Entries from a dataset
• • • • • • •
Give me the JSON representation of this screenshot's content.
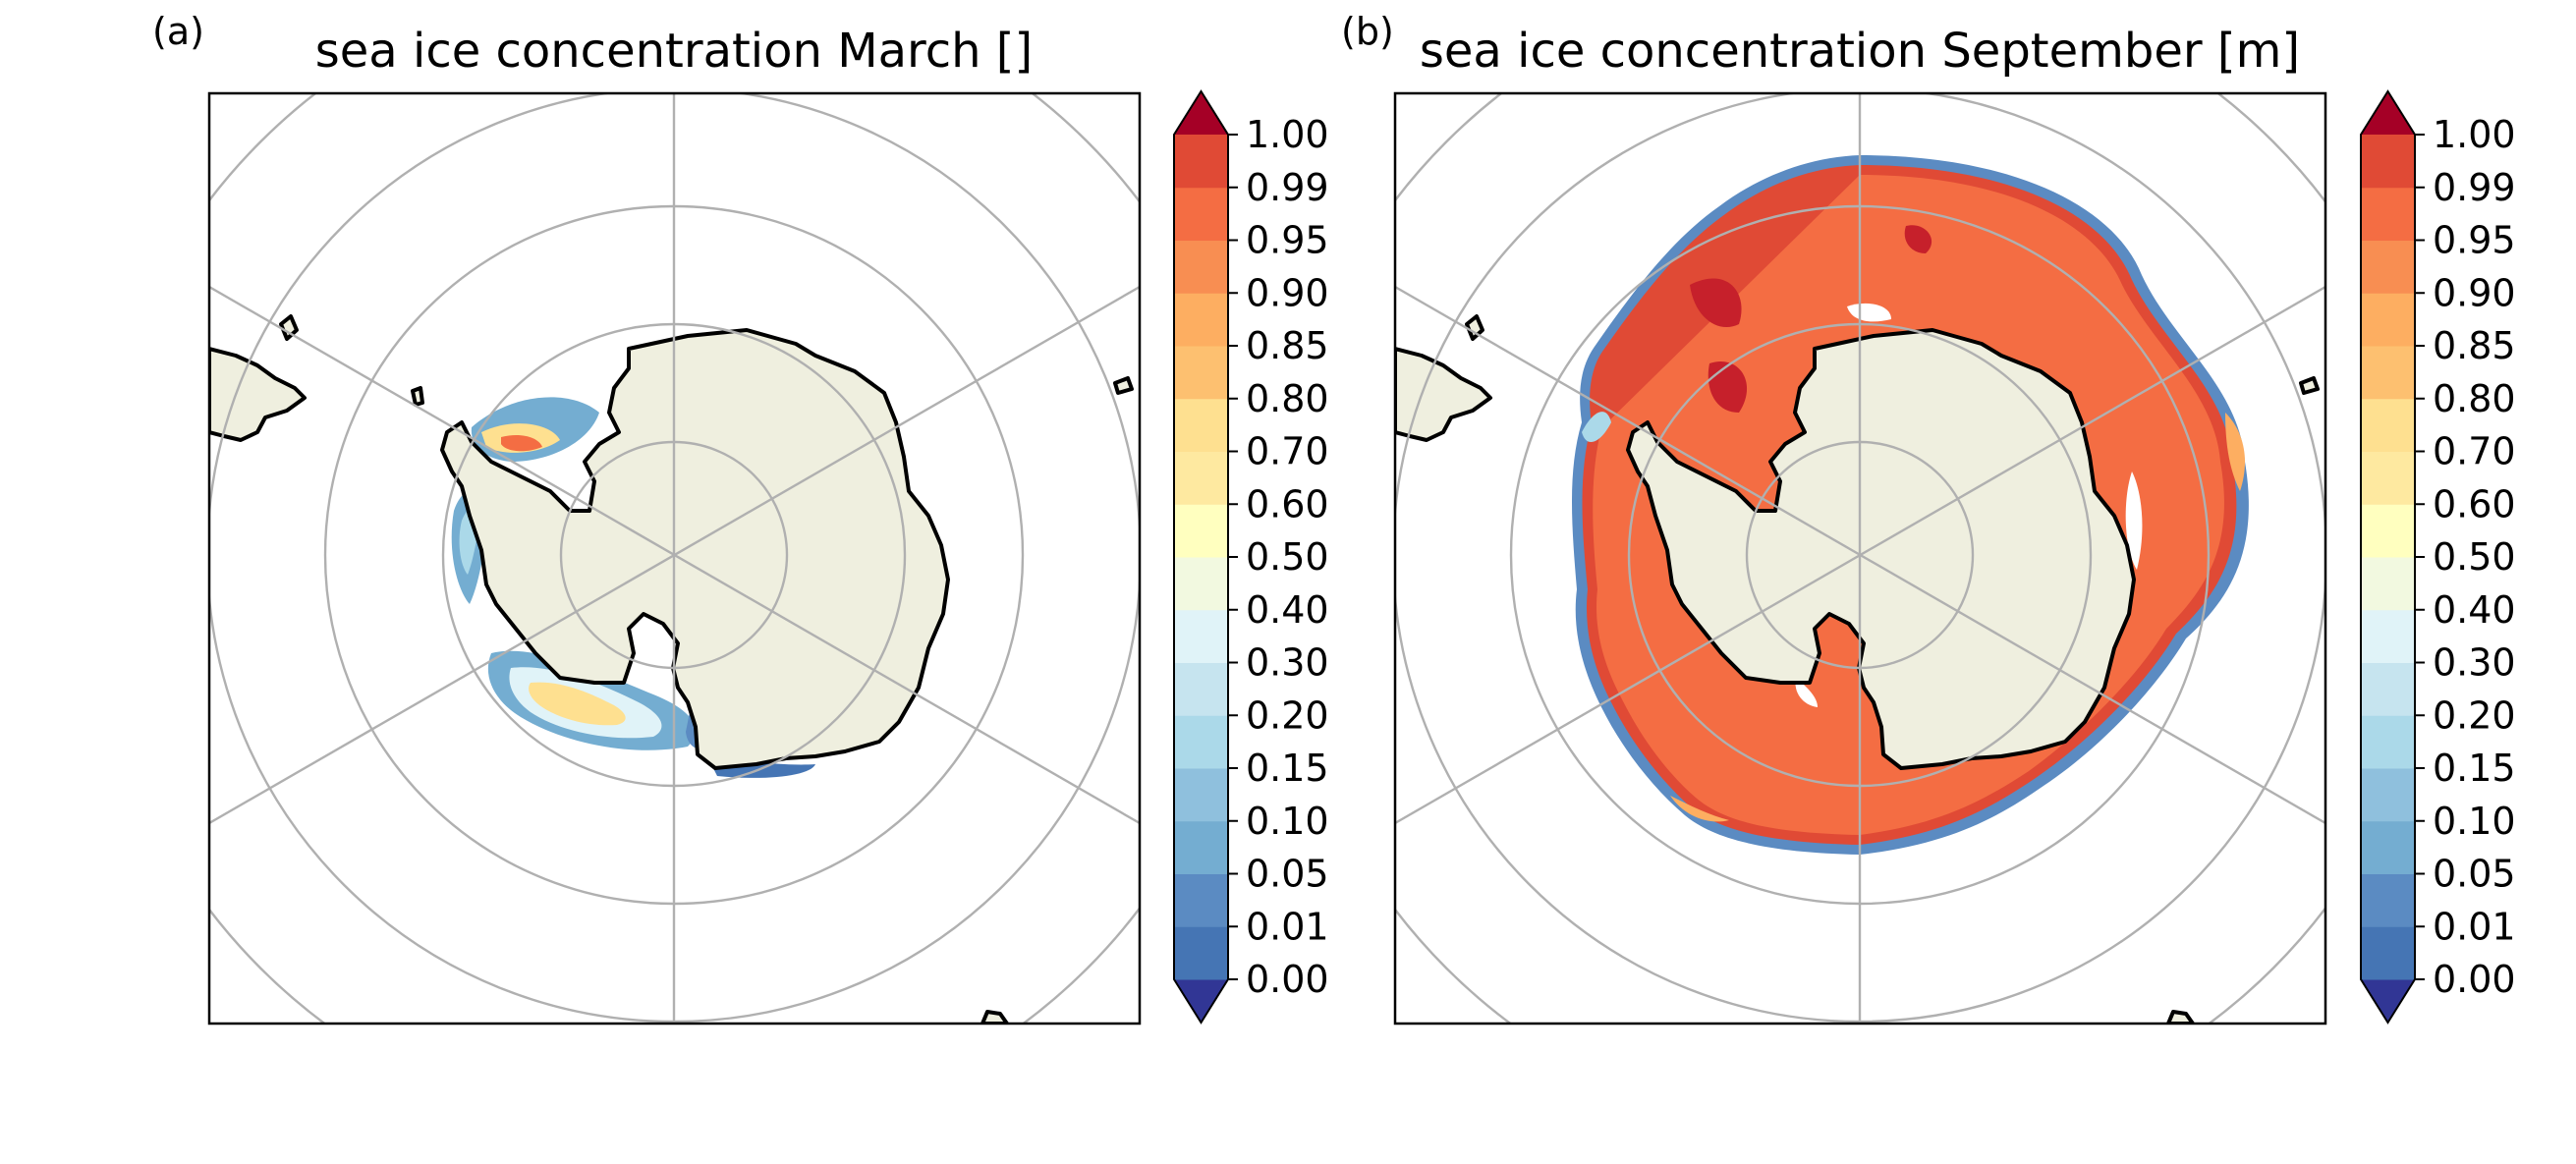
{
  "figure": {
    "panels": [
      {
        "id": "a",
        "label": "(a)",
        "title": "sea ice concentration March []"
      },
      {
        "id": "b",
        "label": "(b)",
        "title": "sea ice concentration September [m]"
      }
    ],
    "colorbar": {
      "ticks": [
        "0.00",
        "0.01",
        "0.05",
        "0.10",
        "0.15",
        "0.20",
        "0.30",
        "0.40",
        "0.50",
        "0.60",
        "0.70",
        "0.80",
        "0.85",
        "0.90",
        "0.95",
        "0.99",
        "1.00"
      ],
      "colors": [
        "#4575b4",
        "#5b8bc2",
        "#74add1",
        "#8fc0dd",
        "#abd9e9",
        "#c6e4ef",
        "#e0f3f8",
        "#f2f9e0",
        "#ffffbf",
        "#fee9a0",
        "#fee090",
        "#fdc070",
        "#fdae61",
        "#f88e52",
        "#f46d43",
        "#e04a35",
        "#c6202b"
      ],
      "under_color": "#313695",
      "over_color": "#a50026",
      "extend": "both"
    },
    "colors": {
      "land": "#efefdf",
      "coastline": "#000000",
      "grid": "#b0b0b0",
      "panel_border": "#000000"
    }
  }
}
• • • • • • •
Required task —
Output an exact copy of the material, with the pictures removed.

Problem solution —
Give me the JSON representation of this screenshot's content.
{
  "figure": {
    "panels": [
      {
        "id": "a",
        "label": "(a)",
        "title": "sea ice concentration March []"
      },
      {
        "id": "b",
        "label": "(b)",
        "title": "sea ice concentration September [m]"
      }
    ],
    "colorbar": {
      "ticks": [
        "0.00",
        "0.01",
        "0.05",
        "0.10",
        "0.15",
        "0.20",
        "0.30",
        "0.40",
        "0.50",
        "0.60",
        "0.70",
        "0.80",
        "0.85",
        "0.90",
        "0.95",
        "0.99",
        "1.00"
      ],
      "colors": [
        "#4575b4",
        "#5b8bc2",
        "#74add1",
        "#8fc0dd",
        "#abd9e9",
        "#c6e4ef",
        "#e0f3f8",
        "#f2f9e0",
        "#ffffbf",
        "#fee9a0",
        "#fee090",
        "#fdc070",
        "#fdae61",
        "#f88e52",
        "#f46d43",
        "#e04a35",
        "#c6202b"
      ],
      "under_color": "#313695",
      "over_color": "#a50026",
      "extend": "both"
    },
    "colors": {
      "land": "#efefdf",
      "coastline": "#000000",
      "grid": "#b0b0b0",
      "panel_border": "#000000"
    }
  }
}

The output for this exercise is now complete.